EXERCISE AIM: Copy out, unchanged, the entries below from the "Read this page and output its text content." line to the final line. Omit pictures.

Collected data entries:
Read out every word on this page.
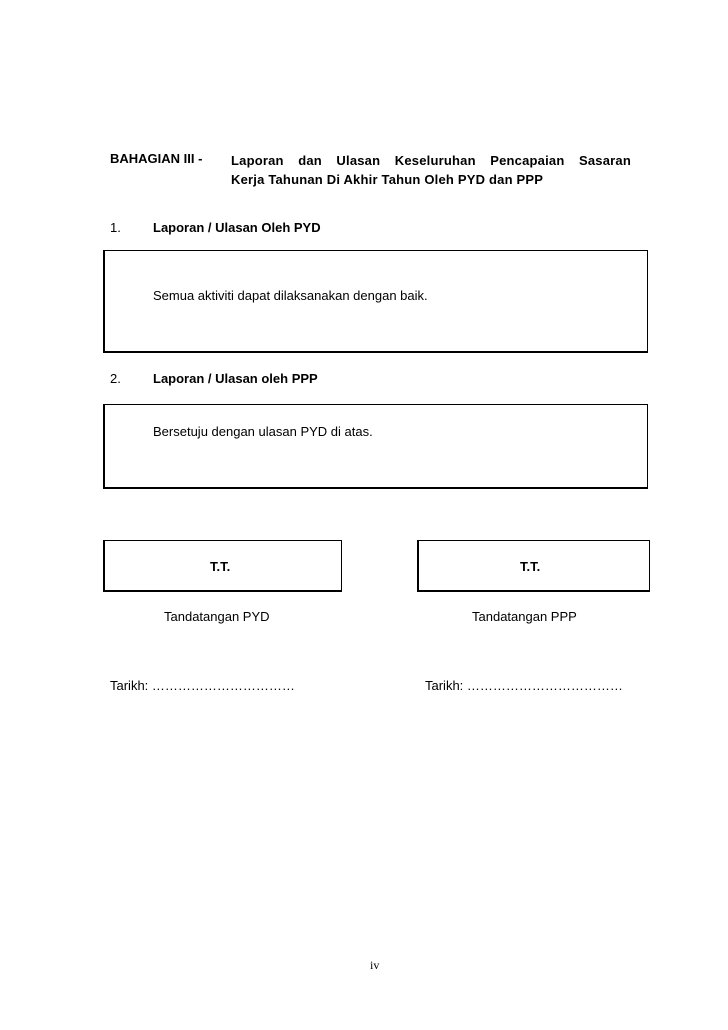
BAHAGIAN III - Laporan dan Ulasan Keseluruhan Pencapaian Sasaran
Kerja Tahunan Di Akhir Tahun Oleh PYD dan PPP
1. Laporan / Ulasan Oleh PYD
Semua aktiviti dapat dilaksanakan dengan baik.
2. Laporan / Ulasan oleh PPP
Bersetuju dengan ulasan PYD di atas.
T.T.	T.T.
Tandatangan PYD	Tandatangan PPP
Tarikh: ……………………………	Tarikh: ………………………………
iv
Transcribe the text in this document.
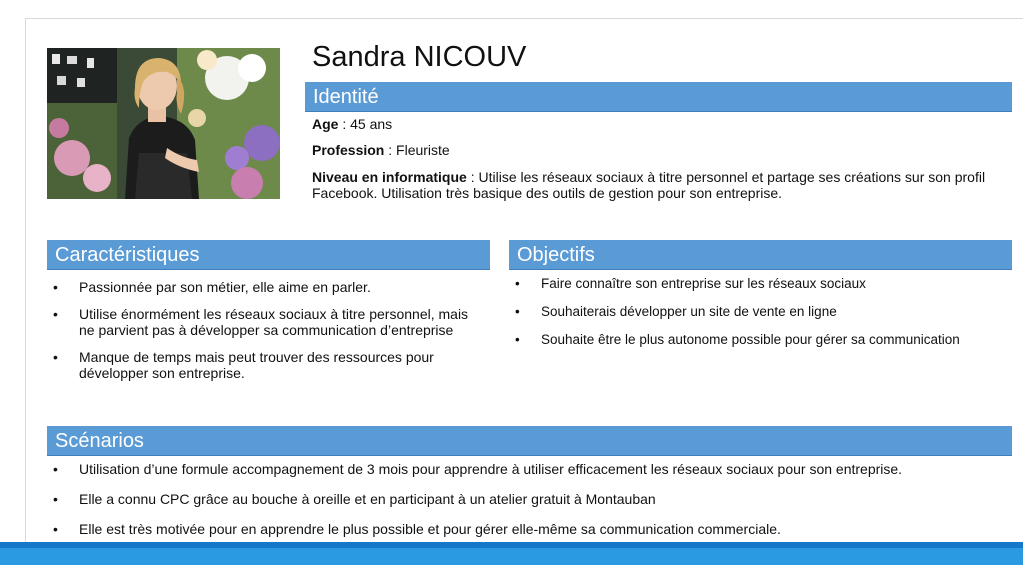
Sandra NICOUV
Identité
Age : 45 ans
Profession : Fleuriste
Niveau en informatique : Utilise les réseaux sociaux à titre personnel et partage ses créations sur son profil Facebook. Utilisation très basique des outils de gestion pour son entreprise.
Caractéristiques
• Passionnée par son métier, elle aime en parler.
• Utilise énormément les réseaux sociaux à titre personnel, mais ne parvient pas à développer sa communication d’entreprise
• Manque de temps mais peut trouver des ressources pour développer son entreprise.
Objectifs
• Faire connaître son entreprise sur les réseaux sociaux
• Souhaiterais développer un site de vente en ligne
• Souhaite être le plus autonome possible pour gérer sa communication
Scénarios
• Utilisation d’une formule accompagnement de 3 mois pour apprendre à utiliser efficacement les réseaux sociaux pour son entreprise.
• Elle a connu CPC grâce au bouche à oreille et en participant à un atelier gratuit à Montauban
• Elle est très motivée pour en apprendre le plus possible et pour gérer elle-même sa communication commerciale.
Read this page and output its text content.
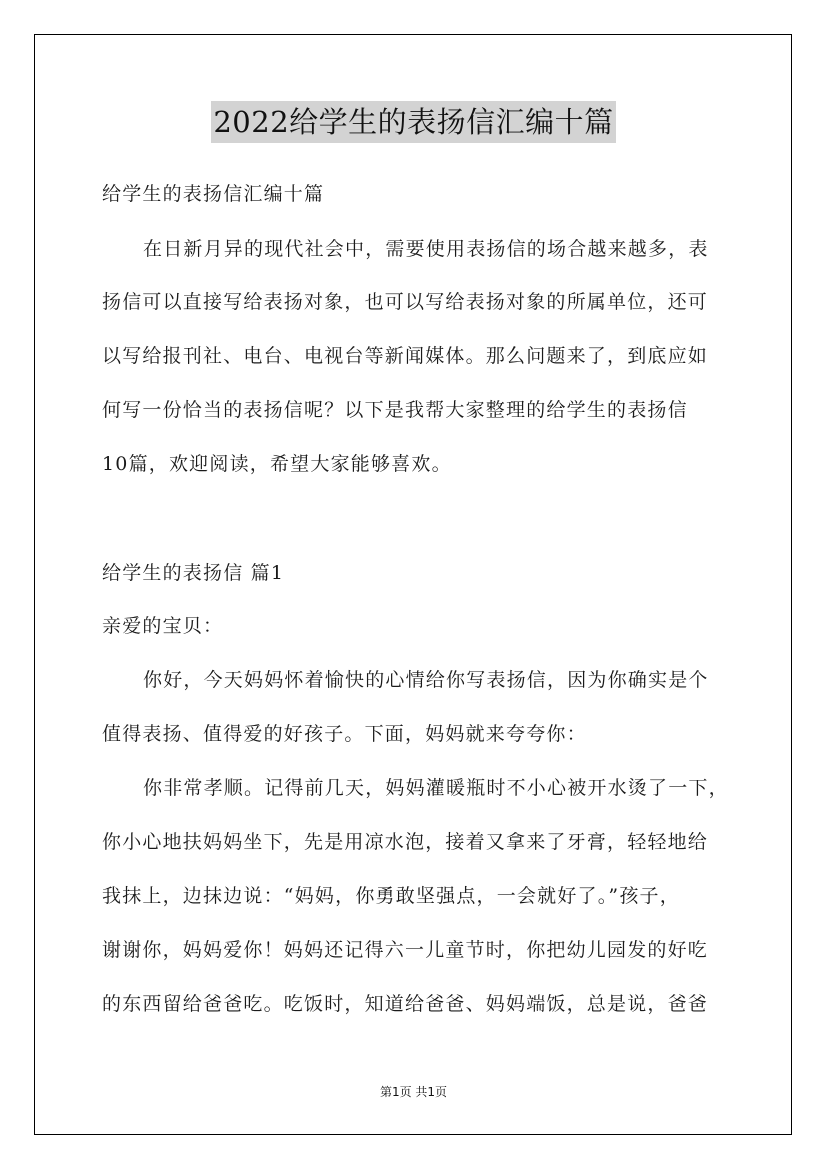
2022给学生的表扬信汇编十篇
给学生的表扬信汇编十篇
在日新月异的现代社会中，需要使用表扬信的场合越来越多，表
扬信可以直接写给表扬对象，也可以写给表扬对象的所属单位，还可
以写给报刊社、电台、电视台等新闻媒体。那么问题来了，到底应如
何写一份恰当的表扬信呢？以下是我帮大家整理的给学生的表扬信
10篇，欢迎阅读，希望大家能够喜欢。
给学生的表扬信 篇1
亲爱的宝贝：
你好，今天妈妈怀着愉快的心情给你写表扬信，因为你确实是个
值得表扬、值得爱的好孩子。下面，妈妈就来夸夸你：
你非常孝顺。记得前几天，妈妈灌暖瓶时不小心被开水烫了一下，
你小心地扶妈妈坐下，先是用凉水泡，接着又拿来了牙膏，轻轻地给
我抹上，边抹边说：“妈妈，你勇敢坚强点，一会就好了。”孩子，
谢谢你，妈妈爱你！妈妈还记得六一儿童节时，你把幼儿园发的好吃
的东西留给爸爸吃。吃饭时，知道给爸爸、妈妈端饭，总是说，爸爸
第1页 共1页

TASK ANSWER:
Read this page and output its text content.
2022给学生的表扬信汇编十篇
给学生的表扬信汇编十篇
在日新月异的现代社会中，需要使用表扬信的场合越来越多，表
扬信可以直接写给表扬对象，也可以写给表扬对象的所属单位，还可
以写给报刊社、电台、电视台等新闻媒体。那么问题来了，到底应如
何写一份恰当的表扬信呢？以下是我帮大家整理的给学生的表扬信
10篇，欢迎阅读，希望大家能够喜欢。
给学生的表扬信 篇1
亲爱的宝贝：
你好，今天妈妈怀着愉快的心情给你写表扬信，因为你确实是个
值得表扬、值得爱的好孩子。下面，妈妈就来夸夸你：
你非常孝顺。记得前几天，妈妈灌暖瓶时不小心被开水烫了一下，
你小心地扶妈妈坐下，先是用凉水泡，接着又拿来了牙膏，轻轻地给
我抹上，边抹边说：“妈妈，你勇敢坚强点，一会就好了。”孩子，
谢谢你，妈妈爱你！妈妈还记得六一儿童节时，你把幼儿园发的好吃
的东西留给爸爸吃。吃饭时，知道给爸爸、妈妈端饭，总是说，爸爸
第1页 共1页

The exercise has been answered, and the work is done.